> _The request_
Lines holding the string "外訂餐食" are the ones to copy from this listing.

> _Supplied records_
** begin **

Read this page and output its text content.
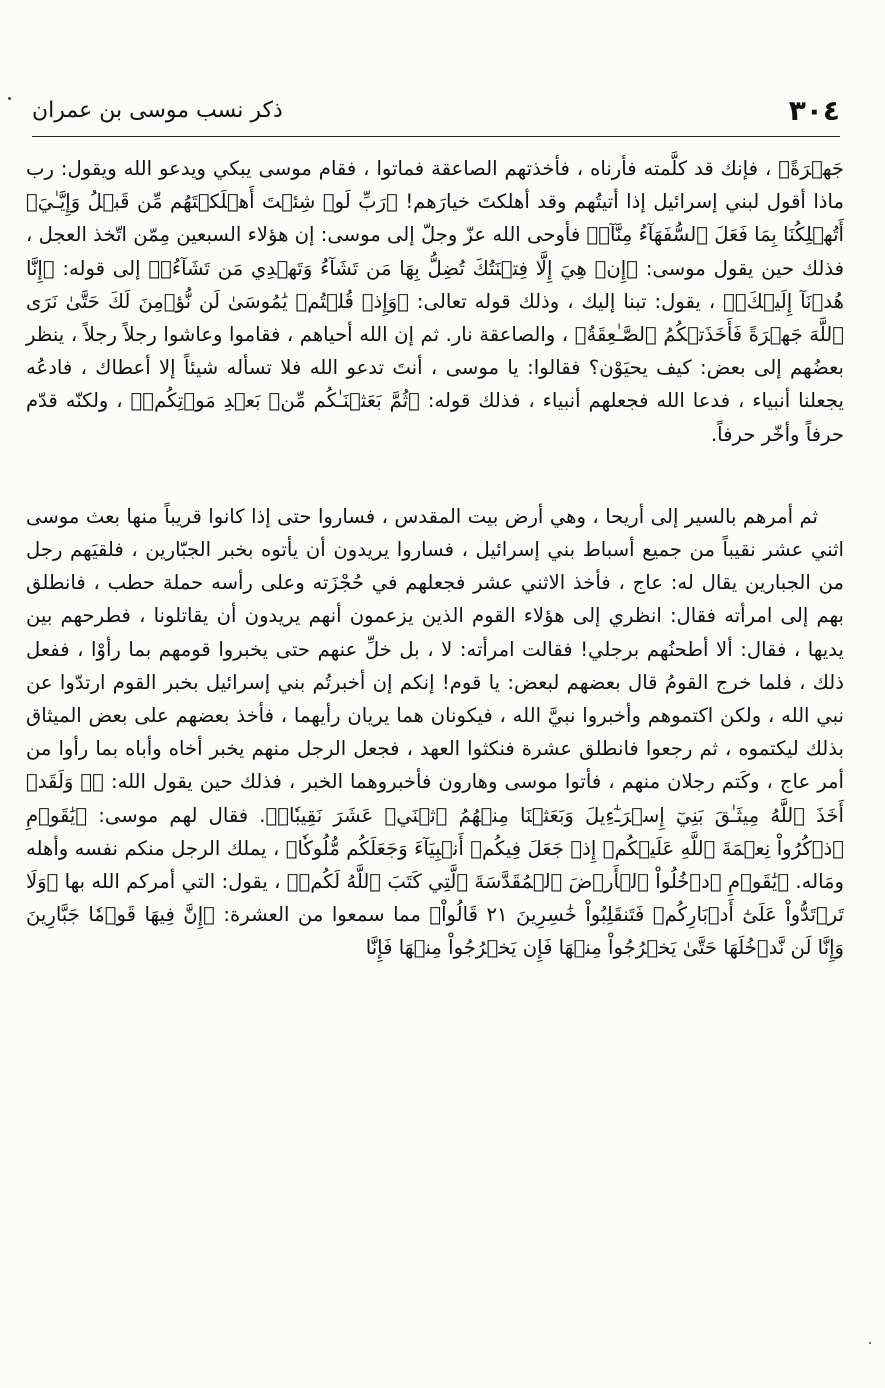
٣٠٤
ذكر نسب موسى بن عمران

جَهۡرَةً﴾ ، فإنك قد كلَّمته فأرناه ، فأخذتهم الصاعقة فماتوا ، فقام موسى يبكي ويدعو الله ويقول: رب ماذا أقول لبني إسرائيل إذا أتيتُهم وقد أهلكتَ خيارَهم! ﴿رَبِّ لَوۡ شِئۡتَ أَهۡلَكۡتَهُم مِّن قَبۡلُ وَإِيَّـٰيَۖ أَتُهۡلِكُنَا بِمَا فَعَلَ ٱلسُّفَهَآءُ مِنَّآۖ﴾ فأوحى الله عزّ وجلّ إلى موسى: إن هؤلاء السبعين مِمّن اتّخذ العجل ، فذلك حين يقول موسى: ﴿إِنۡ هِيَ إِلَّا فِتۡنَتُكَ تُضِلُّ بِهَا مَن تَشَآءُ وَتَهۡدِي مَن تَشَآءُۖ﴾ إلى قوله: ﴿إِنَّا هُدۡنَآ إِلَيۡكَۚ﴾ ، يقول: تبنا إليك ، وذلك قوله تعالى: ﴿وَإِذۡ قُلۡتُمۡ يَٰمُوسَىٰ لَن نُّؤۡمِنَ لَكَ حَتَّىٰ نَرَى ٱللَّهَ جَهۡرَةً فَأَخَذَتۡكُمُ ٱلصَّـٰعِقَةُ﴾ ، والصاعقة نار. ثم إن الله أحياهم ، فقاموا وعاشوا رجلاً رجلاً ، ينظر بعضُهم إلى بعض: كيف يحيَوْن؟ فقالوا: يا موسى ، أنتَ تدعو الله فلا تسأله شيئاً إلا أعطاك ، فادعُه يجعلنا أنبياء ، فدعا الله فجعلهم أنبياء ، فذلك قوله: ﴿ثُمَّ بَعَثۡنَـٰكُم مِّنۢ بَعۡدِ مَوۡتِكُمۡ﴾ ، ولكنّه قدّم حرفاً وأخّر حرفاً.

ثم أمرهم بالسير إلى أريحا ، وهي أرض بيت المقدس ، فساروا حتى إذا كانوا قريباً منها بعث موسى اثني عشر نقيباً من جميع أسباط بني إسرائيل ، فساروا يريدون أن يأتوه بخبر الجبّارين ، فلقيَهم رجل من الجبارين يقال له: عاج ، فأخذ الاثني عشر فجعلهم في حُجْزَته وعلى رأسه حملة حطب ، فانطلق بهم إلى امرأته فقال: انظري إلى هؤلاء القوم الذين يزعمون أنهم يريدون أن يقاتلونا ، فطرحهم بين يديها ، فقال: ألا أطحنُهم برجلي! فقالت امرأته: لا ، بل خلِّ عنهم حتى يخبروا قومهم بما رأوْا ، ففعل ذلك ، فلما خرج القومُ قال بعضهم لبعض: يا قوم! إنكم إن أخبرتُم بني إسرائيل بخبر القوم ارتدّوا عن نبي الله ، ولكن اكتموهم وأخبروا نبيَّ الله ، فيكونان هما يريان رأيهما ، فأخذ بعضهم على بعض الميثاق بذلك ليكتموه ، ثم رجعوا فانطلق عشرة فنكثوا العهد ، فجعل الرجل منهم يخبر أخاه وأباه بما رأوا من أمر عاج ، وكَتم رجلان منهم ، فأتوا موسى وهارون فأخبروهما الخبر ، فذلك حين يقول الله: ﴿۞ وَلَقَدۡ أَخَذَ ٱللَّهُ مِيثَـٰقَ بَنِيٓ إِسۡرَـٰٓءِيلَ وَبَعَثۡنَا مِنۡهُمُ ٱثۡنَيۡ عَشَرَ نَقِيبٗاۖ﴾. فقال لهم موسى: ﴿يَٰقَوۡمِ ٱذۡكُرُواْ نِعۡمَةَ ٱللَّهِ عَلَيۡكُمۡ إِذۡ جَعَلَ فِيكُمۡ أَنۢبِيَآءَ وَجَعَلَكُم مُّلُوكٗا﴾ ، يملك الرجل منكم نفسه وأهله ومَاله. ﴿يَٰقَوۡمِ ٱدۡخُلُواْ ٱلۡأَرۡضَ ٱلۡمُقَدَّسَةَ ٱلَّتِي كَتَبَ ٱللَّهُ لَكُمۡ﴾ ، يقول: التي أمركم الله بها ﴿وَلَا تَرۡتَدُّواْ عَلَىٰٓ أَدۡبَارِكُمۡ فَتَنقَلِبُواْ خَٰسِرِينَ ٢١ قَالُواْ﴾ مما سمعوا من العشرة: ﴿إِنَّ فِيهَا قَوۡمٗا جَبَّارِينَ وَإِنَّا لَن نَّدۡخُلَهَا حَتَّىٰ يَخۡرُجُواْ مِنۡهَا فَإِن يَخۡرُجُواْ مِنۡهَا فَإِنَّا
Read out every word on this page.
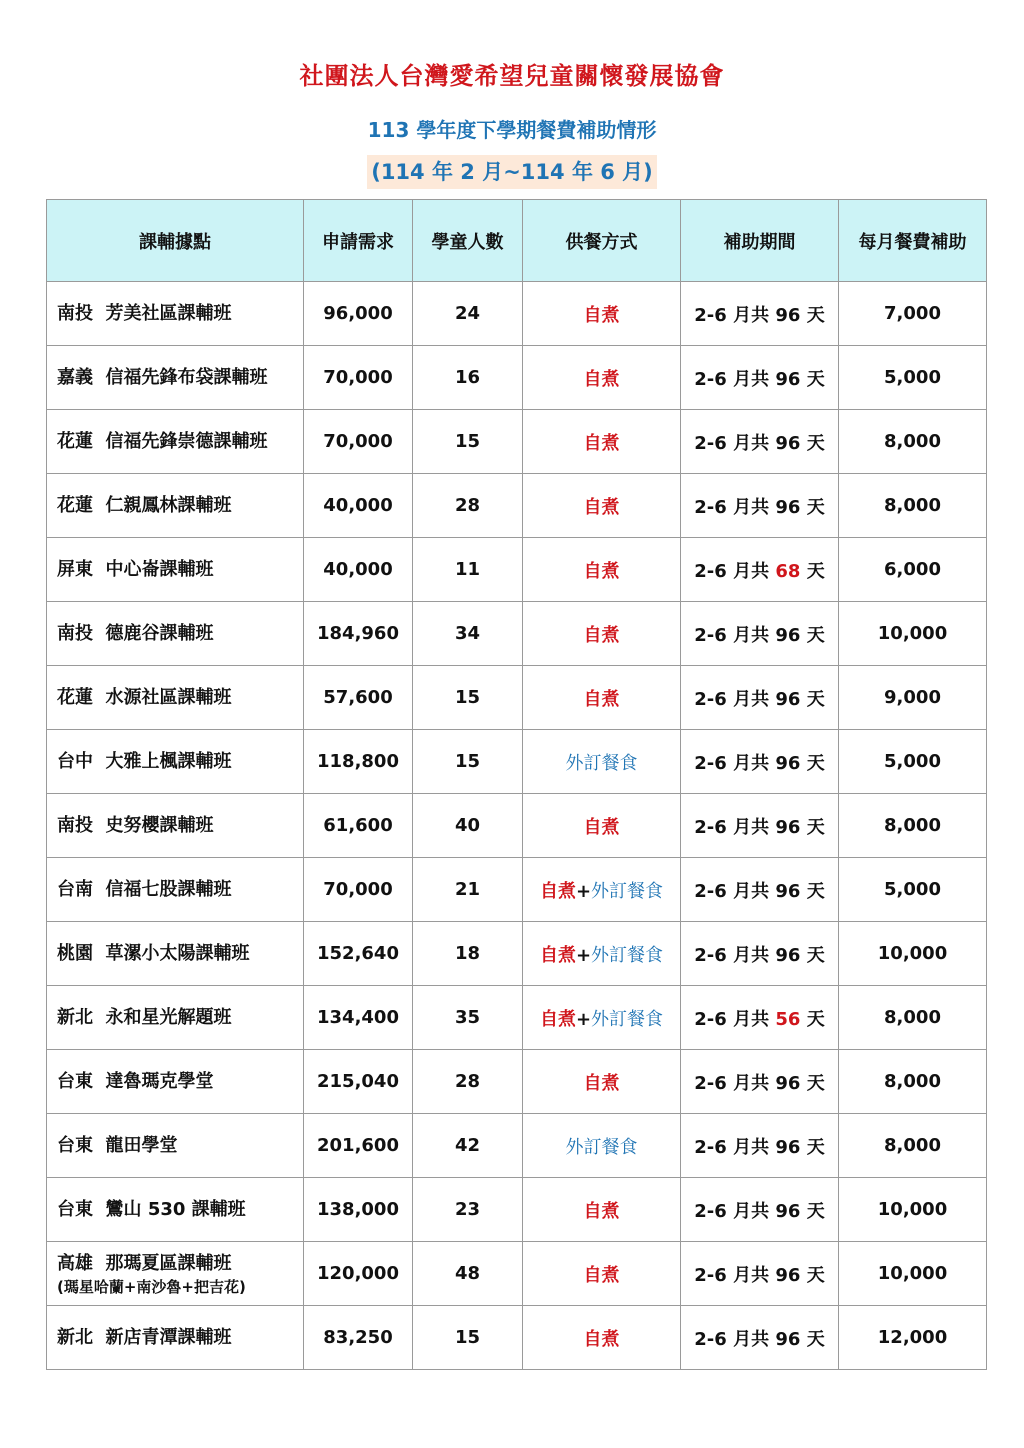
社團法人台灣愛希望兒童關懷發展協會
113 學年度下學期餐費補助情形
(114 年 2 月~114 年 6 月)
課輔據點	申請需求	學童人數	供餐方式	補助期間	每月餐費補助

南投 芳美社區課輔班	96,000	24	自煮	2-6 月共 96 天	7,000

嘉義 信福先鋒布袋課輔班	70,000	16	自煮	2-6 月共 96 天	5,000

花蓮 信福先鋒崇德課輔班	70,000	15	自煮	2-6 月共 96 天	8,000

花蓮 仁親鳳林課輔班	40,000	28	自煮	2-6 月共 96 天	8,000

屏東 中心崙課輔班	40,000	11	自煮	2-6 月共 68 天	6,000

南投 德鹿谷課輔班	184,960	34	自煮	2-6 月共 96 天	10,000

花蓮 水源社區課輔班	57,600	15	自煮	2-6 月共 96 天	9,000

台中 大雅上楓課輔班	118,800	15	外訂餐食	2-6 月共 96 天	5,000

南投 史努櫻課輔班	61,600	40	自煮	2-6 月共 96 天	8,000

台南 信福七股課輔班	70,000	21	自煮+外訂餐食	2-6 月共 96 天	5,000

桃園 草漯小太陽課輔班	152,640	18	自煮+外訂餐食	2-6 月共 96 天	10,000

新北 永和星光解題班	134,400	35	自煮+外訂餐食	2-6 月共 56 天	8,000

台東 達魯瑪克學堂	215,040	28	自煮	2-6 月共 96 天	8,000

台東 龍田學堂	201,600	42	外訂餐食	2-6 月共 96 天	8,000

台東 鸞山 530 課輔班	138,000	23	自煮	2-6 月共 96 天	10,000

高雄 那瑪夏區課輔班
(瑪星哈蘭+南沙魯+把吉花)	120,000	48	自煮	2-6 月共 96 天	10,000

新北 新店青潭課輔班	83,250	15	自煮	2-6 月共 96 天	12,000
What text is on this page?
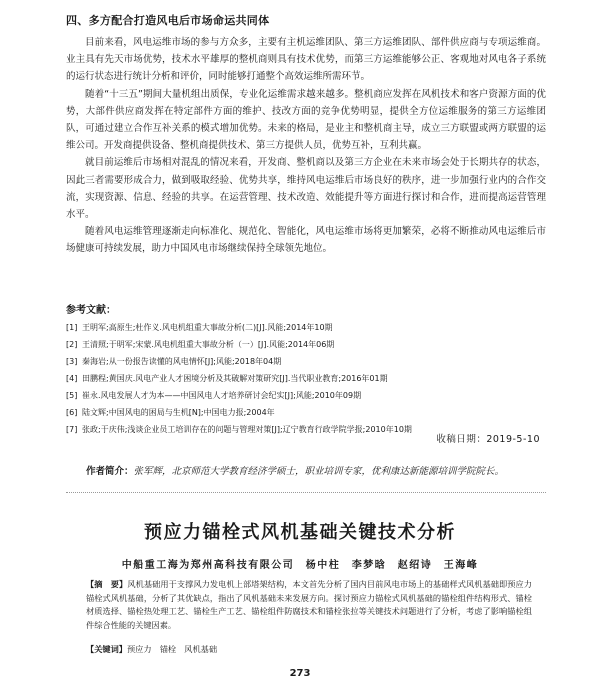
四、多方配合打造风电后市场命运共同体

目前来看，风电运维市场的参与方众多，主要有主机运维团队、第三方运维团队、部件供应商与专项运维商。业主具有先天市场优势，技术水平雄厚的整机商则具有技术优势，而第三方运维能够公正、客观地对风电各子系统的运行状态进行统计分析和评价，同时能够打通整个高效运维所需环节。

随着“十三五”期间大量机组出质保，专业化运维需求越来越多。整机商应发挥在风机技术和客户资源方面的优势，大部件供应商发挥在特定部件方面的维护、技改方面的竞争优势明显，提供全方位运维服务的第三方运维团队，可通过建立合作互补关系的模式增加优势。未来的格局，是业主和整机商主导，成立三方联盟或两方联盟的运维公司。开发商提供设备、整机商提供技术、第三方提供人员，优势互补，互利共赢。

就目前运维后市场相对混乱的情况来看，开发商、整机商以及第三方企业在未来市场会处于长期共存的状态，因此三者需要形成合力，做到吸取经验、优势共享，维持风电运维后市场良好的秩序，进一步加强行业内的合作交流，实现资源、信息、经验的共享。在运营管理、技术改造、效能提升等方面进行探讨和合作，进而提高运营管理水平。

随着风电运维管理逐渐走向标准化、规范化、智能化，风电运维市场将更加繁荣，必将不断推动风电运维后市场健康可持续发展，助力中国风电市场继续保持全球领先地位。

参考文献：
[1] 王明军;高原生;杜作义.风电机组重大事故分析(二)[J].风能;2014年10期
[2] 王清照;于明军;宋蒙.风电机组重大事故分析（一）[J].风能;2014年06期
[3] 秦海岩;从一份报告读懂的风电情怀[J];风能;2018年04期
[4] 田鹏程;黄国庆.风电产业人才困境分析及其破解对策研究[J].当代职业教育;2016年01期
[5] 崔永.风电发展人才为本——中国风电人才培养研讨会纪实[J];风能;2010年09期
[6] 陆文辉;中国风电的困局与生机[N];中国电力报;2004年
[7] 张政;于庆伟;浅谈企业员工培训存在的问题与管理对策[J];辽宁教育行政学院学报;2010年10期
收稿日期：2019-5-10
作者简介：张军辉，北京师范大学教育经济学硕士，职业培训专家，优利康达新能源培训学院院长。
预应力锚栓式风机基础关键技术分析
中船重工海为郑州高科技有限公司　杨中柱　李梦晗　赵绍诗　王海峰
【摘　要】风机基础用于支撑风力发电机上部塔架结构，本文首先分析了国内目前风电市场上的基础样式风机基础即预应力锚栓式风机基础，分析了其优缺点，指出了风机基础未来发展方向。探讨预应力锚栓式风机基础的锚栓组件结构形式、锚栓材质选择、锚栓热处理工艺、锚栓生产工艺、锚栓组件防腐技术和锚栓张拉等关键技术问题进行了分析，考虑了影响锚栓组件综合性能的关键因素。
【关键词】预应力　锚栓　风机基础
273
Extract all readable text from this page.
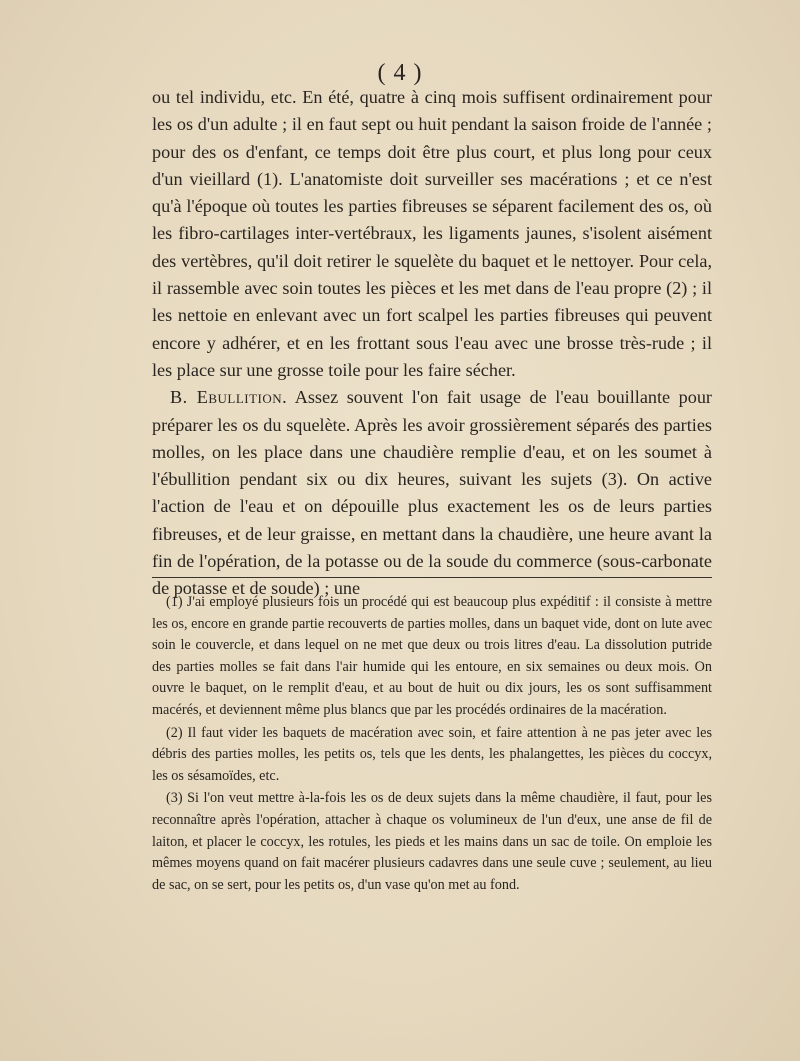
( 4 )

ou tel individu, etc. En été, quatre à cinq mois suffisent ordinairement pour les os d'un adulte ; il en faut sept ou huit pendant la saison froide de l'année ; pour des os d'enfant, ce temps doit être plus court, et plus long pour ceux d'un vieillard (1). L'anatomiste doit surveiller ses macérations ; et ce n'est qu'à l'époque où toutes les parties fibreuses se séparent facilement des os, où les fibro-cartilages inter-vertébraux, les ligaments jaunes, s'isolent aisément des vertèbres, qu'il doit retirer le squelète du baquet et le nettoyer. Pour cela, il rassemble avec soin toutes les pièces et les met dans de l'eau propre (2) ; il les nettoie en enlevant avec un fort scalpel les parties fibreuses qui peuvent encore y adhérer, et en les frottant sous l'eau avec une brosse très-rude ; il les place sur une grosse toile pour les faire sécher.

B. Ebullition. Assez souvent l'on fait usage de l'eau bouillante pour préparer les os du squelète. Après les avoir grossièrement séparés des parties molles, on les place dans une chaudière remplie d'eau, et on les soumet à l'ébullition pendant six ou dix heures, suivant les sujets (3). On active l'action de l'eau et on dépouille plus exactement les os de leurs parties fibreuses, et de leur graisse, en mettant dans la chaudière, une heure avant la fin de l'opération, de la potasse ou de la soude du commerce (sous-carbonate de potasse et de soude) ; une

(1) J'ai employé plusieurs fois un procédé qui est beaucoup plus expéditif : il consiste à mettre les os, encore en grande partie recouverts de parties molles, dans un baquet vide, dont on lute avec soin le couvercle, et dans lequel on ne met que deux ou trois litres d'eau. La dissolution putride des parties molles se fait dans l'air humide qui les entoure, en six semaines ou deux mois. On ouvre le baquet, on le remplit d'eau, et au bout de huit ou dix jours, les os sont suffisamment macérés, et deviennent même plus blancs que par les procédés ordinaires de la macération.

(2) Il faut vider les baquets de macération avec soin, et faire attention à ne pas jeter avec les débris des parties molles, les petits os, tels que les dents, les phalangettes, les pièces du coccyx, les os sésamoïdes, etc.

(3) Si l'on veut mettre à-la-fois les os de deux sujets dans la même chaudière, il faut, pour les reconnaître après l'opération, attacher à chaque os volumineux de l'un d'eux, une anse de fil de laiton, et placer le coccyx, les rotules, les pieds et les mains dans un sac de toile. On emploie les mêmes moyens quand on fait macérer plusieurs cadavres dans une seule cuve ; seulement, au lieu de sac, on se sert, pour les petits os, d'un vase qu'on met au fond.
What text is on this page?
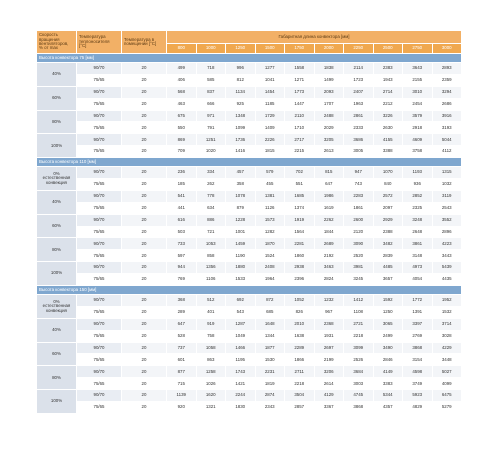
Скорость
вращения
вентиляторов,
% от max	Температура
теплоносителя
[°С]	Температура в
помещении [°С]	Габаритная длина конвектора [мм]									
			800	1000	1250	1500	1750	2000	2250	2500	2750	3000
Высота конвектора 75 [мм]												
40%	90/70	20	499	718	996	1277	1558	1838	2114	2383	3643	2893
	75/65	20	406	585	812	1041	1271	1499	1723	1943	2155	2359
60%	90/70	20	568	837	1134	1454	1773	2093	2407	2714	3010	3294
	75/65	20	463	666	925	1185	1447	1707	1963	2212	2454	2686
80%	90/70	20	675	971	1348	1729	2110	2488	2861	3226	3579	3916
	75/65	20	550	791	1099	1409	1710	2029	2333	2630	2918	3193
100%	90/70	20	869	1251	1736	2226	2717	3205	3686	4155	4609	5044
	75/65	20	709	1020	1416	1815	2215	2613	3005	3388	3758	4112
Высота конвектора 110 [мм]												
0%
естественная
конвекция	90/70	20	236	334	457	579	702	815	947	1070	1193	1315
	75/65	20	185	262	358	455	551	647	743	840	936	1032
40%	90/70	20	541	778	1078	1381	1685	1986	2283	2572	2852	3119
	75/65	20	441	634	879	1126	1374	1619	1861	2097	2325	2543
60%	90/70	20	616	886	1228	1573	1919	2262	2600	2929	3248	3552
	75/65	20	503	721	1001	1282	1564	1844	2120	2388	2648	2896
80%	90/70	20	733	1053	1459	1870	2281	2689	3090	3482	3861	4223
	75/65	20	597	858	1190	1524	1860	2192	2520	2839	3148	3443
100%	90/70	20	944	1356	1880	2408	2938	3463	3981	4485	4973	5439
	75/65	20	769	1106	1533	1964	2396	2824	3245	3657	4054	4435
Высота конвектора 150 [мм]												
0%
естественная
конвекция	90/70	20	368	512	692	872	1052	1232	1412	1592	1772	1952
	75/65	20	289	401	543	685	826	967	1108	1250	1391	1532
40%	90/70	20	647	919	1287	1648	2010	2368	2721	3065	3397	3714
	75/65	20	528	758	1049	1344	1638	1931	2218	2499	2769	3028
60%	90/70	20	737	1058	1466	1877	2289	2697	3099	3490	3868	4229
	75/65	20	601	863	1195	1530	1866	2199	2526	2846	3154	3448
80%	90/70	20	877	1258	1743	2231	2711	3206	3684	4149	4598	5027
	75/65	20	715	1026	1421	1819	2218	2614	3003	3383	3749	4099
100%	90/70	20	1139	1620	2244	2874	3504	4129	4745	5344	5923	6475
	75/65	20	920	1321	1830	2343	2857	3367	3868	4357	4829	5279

** end **

> _Worked answer_
台中 大雅上楓課輔班	118,800	15	外訂餐食	2-6 月共 96 天	5,000
台南 信福七股課輔班	70,000	21	自煮+外訂餐食	2-6 月共 96 天	5,000
桃園 草漯小太陽課輔班	152,640	18	自煮+外訂餐食	2-6 月共 96 天	10,000
新北 永和星光解題班	134,400	35	自煮+外訂餐食	2-6 月共 56 天	8,000
台東 龍田學堂	201,600	42	外訂餐食	2-6 月共 96 天	8,000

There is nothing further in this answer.